((

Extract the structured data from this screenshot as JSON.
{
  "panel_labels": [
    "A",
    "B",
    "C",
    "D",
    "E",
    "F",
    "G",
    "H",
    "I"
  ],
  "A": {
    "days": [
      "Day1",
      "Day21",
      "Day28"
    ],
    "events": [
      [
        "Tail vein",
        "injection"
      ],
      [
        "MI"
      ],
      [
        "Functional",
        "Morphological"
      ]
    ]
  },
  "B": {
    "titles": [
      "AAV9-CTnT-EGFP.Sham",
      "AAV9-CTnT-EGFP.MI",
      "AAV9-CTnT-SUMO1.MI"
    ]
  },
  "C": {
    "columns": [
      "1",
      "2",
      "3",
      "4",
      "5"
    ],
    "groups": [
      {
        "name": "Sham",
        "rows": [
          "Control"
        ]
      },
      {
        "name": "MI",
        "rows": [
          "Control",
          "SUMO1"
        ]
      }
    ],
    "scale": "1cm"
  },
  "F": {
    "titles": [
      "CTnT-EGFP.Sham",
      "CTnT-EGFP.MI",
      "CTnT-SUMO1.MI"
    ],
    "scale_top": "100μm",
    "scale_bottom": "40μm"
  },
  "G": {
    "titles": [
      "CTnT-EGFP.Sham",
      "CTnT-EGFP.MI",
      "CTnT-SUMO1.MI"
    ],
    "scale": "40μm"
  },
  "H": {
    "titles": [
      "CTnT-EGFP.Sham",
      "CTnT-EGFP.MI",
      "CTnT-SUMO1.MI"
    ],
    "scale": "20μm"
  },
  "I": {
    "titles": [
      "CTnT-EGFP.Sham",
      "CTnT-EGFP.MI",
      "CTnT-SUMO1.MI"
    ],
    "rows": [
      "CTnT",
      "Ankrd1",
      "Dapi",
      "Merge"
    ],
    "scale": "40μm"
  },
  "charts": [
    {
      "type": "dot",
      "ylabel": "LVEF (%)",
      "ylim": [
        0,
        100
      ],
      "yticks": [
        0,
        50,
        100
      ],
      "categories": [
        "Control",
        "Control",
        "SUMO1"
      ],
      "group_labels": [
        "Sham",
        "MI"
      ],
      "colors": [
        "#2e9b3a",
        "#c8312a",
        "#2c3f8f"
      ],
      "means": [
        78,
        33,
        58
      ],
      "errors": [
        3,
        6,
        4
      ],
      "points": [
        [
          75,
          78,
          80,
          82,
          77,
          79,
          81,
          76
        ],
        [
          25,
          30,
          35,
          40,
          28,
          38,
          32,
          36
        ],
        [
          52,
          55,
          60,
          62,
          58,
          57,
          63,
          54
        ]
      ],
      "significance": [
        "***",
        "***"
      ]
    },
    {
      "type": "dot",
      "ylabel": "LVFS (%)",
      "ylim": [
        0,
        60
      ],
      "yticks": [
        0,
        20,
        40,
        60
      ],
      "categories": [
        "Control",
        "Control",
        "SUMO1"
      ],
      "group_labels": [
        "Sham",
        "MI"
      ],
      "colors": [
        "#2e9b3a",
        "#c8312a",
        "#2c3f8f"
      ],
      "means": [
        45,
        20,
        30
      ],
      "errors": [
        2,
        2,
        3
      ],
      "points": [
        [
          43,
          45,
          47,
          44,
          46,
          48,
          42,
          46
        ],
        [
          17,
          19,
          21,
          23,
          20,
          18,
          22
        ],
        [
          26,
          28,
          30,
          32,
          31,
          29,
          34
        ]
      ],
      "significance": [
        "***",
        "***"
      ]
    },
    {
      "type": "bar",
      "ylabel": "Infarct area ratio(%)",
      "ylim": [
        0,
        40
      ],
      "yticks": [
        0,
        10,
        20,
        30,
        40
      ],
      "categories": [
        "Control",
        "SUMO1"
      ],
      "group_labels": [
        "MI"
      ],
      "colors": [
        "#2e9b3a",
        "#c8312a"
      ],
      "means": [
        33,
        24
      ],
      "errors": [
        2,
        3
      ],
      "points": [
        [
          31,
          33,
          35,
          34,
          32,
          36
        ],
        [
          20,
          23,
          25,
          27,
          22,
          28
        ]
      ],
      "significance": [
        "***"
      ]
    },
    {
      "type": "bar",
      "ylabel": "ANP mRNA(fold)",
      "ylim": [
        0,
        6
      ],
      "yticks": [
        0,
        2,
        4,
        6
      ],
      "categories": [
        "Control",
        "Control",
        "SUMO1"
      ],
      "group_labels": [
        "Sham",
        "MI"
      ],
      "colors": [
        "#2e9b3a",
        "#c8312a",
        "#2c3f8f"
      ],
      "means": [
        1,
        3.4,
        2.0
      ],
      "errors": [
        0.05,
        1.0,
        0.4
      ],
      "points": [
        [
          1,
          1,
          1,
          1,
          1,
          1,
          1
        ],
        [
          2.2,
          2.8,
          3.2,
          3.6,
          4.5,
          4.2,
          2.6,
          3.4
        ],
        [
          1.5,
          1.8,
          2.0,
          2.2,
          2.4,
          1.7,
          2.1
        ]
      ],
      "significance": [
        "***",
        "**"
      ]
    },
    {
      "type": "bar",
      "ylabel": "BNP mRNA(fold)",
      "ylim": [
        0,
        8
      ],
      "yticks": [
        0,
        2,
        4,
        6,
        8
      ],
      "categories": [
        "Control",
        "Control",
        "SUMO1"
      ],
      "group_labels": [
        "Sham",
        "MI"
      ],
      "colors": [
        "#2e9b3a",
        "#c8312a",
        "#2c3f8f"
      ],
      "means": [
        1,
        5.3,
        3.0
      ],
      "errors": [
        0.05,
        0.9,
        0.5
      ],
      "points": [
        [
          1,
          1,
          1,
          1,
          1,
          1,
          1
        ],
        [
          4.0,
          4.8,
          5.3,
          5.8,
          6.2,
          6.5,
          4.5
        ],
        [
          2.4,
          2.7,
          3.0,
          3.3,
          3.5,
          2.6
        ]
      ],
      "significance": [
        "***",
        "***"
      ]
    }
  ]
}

))

## REQUIRED WORK
Set down every record above exactly as written.

## TASK OUTPUT
Extract the structured data from this screenshot as JSON.
{
  "panel_labels": [
    "A",
    "B",
    "C",
    "D",
    "E",
    "F",
    "G",
    "H",
    "I"
  ],
  "A": {
    "days": [
      "Day1",
      "Day21",
      "Day28"
    ],
    "events": [
      [
        "Tail vein",
        "injection"
      ],
      [
        "MI"
      ],
      [
        "Functional",
        "Morphological"
      ]
    ]
  },
  "B": {
    "titles": [
      "AAV9-CTnT-EGFP.Sham",
      "AAV9-CTnT-EGFP.MI",
      "AAV9-CTnT-SUMO1.MI"
    ]
  },
  "C": {
    "columns": [
      "1",
      "2",
      "3",
      "4",
      "5"
    ],
    "groups": [
      {
        "name": "Sham",
        "rows": [
          "Control"
        ]
      },
      {
        "name": "MI",
        "rows": [
          "Control",
          "SUMO1"
        ]
      }
    ],
    "scale": "1cm"
  },
  "F": {
    "titles": [
      "CTnT-EGFP.Sham",
      "CTnT-EGFP.MI",
      "CTnT-SUMO1.MI"
    ],
    "scale_top": "100μm",
    "scale_bottom": "40μm"
  },
  "G": {
    "titles": [
      "CTnT-EGFP.Sham",
      "CTnT-EGFP.MI",
      "CTnT-SUMO1.MI"
    ],
    "scale": "40μm"
  },
  "H": {
    "titles": [
      "CTnT-EGFP.Sham",
      "CTnT-EGFP.MI",
      "CTnT-SUMO1.MI"
    ],
    "scale": "20μm"
  },
  "I": {
    "titles": [
      "CTnT-EGFP.Sham",
      "CTnT-EGFP.MI",
      "CTnT-SUMO1.MI"
    ],
    "rows": [
      "CTnT",
      "Ankrd1",
      "Dapi",
      "Merge"
    ],
    "scale": "40μm"
  },
  "charts": [
    {
      "type": "dot",
      "ylabel": "LVEF (%)",
      "ylim": [
        0,
        100
      ],
      "yticks": [
        0,
        50,
        100
      ],
      "categories": [
        "Control",
        "Control",
        "SUMO1"
      ],
      "group_labels": [
        "Sham",
        "MI"
      ],
      "colors": [
        "#2e9b3a",
        "#c8312a",
        "#2c3f8f"
      ],
      "means": [
        78,
        33,
        58
      ],
      "errors": [
        3,
        6,
        4
      ],
      "points": [
        [
          75,
          78,
          80,
          82,
          77,
          79,
          81,
          76
        ],
        [
          25,
          30,
          35,
          40,
          28,
          38,
          32,
          36
        ],
        [
          52,
          55,
          60,
          62,
          58,
          57,
          63,
          54
        ]
      ],
      "significance": [
        "***",
        "***"
      ]
    },
    {
      "type": "dot",
      "ylabel": "LVFS (%)",
      "ylim": [
        0,
        60
      ],
      "yticks": [
        0,
        20,
        40,
        60
      ],
      "categories": [
        "Control",
        "Control",
        "SUMO1"
      ],
      "group_labels": [
        "Sham",
        "MI"
      ],
      "colors": [
        "#2e9b3a",
        "#c8312a",
        "#2c3f8f"
      ],
      "means": [
        45,
        20,
        30
      ],
      "errors": [
        2,
        2,
        3
      ],
      "points": [
        [
          43,
          45,
          47,
          44,
          46,
          48,
          42,
          46
        ],
        [
          17,
          19,
          21,
          23,
          20,
          18,
          22
        ],
        [
          26,
          28,
          30,
          32,
          31,
          29,
          34
        ]
      ],
      "significance": [
        "***",
        "***"
      ]
    },
    {
      "type": "bar",
      "ylabel": "Infarct area ratio(%)",
      "ylim": [
        0,
        40
      ],
      "yticks": [
        0,
        10,
        20,
        30,
        40
      ],
      "categories": [
        "Control",
        "SUMO1"
      ],
      "group_labels": [
        "MI"
      ],
      "colors": [
        "#2e9b3a",
        "#c8312a"
      ],
      "means": [
        33,
        24
      ],
      "errors": [
        2,
        3
      ],
      "points": [
        [
          31,
          33,
          35,
          34,
          32,
          36
        ],
        [
          20,
          23,
          25,
          27,
          22,
          28
        ]
      ],
      "significance": [
        "***"
      ]
    },
    {
      "type": "bar",
      "ylabel": "ANP mRNA(fold)",
      "ylim": [
        0,
        6
      ],
      "yticks": [
        0,
        2,
        4,
        6
      ],
      "categories": [
        "Control",
        "Control",
        "SUMO1"
      ],
      "group_labels": [
        "Sham",
        "MI"
      ],
      "colors": [
        "#2e9b3a",
        "#c8312a",
        "#2c3f8f"
      ],
      "means": [
        1,
        3.4,
        2.0
      ],
      "errors": [
        0.05,
        1.0,
        0.4
      ],
      "points": [
        [
          1,
          1,
          1,
          1,
          1,
          1,
          1
        ],
        [
          2.2,
          2.8,
          3.2,
          3.6,
          4.5,
          4.2,
          2.6,
          3.4
        ],
        [
          1.5,
          1.8,
          2.0,
          2.2,
          2.4,
          1.7,
          2.1
        ]
      ],
      "significance": [
        "***",
        "**"
      ]
    },
    {
      "type": "bar",
      "ylabel": "BNP mRNA(fold)",
      "ylim": [
        0,
        8
      ],
      "yticks": [
        0,
        2,
        4,
        6,
        8
      ],
      "categories": [
        "Control",
        "Control",
        "SUMO1"
      ],
      "group_labels": [
        "Sham",
        "MI"
      ],
      "colors": [
        "#2e9b3a",
        "#c8312a",
        "#2c3f8f"
      ],
      "means": [
        1,
        5.3,
        3.0
      ],
      "errors": [
        0.05,
        0.9,
        0.5
      ],
      "points": [
        [
          1,
          1,
          1,
          1,
          1,
          1,
          1
        ],
        [
          4.0,
          4.8,
          5.3,
          5.8,
          6.2,
          6.5,
          4.5
        ],
        [
          2.4,
          2.7,
          3.0,
          3.3,
          3.5,
          2.6
        ]
      ],
      "significance": [
        "***",
        "***"
      ]
    }
  ]
}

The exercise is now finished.